▸ **TASK DIRECTIONS**
Wherever the string "title" appears in a line, extract that line.

▸ **EXTRACTED RECORDS**
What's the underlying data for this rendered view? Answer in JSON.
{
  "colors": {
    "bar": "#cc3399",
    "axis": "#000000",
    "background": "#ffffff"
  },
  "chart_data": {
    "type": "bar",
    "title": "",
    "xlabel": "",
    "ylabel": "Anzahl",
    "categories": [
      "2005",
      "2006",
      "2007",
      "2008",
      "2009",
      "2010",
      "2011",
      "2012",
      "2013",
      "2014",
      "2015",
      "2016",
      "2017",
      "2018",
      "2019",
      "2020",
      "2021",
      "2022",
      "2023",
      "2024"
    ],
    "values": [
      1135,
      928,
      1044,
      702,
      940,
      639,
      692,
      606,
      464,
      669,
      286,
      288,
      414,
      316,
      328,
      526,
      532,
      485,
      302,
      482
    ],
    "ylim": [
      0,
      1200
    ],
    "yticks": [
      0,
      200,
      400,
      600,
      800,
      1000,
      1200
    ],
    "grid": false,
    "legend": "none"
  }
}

---

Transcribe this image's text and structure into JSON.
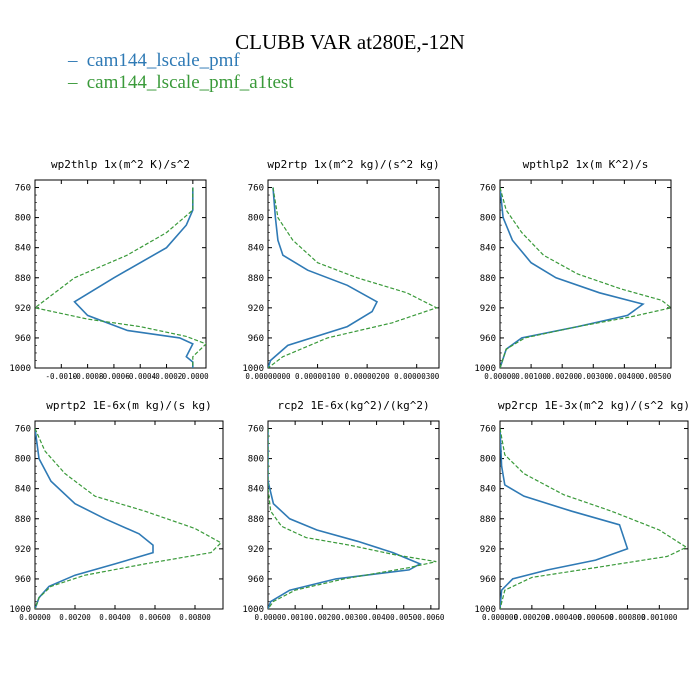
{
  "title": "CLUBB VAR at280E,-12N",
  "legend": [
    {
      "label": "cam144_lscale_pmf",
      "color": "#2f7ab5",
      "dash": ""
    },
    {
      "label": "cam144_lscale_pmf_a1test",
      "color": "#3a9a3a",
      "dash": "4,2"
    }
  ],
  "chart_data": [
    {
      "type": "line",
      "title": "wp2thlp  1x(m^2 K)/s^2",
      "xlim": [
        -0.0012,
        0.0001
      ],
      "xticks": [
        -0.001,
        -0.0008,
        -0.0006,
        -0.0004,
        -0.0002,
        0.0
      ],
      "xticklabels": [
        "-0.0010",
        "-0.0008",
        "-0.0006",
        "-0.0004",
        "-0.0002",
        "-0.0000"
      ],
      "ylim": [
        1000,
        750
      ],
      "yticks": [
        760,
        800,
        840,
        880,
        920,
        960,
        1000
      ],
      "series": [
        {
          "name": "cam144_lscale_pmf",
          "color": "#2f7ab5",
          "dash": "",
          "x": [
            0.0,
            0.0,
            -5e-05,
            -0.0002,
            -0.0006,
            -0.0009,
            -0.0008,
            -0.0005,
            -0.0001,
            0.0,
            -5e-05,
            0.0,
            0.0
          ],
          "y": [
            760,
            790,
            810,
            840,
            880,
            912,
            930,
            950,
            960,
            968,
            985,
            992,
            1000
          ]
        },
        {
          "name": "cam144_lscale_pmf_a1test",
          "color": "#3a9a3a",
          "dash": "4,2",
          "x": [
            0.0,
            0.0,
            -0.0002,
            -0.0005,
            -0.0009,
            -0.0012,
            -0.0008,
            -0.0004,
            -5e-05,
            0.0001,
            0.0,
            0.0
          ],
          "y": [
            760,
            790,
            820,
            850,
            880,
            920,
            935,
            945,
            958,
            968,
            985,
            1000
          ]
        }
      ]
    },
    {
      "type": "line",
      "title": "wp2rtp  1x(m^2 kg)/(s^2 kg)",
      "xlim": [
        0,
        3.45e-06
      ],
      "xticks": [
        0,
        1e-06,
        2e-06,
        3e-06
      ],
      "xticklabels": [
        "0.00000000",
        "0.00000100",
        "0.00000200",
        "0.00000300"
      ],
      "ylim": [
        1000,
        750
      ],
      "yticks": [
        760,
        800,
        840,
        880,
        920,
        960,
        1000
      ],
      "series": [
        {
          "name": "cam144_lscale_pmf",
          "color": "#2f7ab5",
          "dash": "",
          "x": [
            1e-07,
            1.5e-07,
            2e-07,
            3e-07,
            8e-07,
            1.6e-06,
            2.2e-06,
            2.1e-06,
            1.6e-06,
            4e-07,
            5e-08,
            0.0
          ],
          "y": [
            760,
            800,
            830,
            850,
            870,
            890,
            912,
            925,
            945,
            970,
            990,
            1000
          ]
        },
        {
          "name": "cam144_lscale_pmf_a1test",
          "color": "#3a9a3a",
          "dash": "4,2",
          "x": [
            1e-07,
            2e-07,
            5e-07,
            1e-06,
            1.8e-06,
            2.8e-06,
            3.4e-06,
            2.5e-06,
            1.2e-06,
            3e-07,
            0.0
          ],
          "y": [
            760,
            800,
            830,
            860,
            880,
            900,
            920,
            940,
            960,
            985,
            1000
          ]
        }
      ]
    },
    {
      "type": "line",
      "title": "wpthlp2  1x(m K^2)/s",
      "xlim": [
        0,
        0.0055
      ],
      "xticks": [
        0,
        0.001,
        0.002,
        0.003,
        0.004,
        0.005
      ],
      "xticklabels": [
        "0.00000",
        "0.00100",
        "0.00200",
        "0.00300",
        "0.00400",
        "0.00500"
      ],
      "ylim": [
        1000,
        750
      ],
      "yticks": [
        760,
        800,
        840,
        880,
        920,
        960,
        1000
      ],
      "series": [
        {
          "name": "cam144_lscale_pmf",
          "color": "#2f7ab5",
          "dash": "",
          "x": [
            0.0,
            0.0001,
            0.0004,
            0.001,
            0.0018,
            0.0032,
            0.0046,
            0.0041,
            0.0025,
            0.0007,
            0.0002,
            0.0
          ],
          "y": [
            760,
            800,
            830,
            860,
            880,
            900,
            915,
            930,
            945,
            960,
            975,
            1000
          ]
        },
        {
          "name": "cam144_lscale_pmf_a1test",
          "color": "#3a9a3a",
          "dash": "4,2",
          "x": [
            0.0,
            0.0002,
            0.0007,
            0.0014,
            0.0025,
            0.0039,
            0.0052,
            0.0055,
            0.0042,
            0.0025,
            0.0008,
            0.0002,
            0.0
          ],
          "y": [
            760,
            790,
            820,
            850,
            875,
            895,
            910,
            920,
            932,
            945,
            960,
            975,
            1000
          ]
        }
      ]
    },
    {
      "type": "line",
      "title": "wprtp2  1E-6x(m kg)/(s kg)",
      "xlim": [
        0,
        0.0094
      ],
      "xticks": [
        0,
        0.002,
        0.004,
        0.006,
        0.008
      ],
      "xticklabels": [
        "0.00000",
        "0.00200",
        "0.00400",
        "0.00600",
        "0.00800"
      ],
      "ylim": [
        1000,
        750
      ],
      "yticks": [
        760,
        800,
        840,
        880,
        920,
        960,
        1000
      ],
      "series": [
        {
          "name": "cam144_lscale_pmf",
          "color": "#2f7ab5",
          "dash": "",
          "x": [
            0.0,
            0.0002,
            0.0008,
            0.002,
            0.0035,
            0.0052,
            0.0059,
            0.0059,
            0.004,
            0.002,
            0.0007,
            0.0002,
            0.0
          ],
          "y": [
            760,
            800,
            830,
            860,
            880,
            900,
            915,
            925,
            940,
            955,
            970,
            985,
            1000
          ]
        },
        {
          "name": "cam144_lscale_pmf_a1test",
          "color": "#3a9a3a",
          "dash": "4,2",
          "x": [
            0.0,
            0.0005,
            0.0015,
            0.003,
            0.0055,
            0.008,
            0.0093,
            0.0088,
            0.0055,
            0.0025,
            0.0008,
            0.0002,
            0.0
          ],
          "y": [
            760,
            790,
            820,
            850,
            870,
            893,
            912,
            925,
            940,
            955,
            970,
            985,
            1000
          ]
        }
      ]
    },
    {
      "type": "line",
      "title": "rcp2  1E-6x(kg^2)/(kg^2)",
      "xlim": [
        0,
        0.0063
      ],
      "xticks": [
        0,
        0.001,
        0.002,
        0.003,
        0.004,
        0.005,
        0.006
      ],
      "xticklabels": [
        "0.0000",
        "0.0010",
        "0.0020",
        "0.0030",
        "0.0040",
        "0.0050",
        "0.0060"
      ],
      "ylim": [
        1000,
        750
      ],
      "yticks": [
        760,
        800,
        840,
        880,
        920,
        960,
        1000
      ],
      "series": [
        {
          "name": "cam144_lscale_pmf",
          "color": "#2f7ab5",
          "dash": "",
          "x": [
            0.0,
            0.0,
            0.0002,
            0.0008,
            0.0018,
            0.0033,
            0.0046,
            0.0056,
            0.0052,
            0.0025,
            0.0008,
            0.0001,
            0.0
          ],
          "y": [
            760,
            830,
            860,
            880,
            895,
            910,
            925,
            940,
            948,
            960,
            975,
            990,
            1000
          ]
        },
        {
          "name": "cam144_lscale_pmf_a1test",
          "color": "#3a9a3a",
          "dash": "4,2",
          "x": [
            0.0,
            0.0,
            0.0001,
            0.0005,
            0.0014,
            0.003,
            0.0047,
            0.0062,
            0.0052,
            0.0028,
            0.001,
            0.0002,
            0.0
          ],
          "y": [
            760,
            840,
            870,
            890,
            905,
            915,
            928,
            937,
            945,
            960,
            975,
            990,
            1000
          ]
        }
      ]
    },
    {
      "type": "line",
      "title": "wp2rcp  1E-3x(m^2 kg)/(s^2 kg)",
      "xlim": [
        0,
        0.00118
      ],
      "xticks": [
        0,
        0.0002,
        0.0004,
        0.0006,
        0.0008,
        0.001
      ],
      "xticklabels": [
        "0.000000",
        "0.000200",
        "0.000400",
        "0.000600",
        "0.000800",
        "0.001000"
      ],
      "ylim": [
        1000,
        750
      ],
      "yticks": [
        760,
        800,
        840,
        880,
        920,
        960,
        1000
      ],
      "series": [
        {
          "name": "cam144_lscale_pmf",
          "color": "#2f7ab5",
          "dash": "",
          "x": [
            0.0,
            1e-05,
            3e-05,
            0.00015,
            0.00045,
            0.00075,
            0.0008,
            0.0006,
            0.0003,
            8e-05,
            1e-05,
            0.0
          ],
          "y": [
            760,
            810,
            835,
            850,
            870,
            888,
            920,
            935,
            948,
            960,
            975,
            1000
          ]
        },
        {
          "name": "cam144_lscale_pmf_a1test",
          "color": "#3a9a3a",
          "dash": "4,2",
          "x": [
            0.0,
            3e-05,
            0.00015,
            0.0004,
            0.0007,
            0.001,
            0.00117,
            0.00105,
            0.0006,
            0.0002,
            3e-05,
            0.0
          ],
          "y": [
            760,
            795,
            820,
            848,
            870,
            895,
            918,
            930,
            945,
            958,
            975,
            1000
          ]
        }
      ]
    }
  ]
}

▸ **SOLUTION**
    "title": "",
  "title": "CLUBB VAR at280E,-12N",
      "title": "wp2thlp  1x(m^2 K)/s^2",
      "title": "wp2rtp  1x(m^2 kg)/(s^2 kg)",
      "title": "wpthlp2  1x(m K^2)/s",
      "title": "wprtp2  1E-6x(m kg)/(s kg)",
      "title": "rcp2  1E-6x(kg^2)/(kg^2)",
      "title": "wp2rcp  1E-3x(m^2 kg)/(s^2 kg)",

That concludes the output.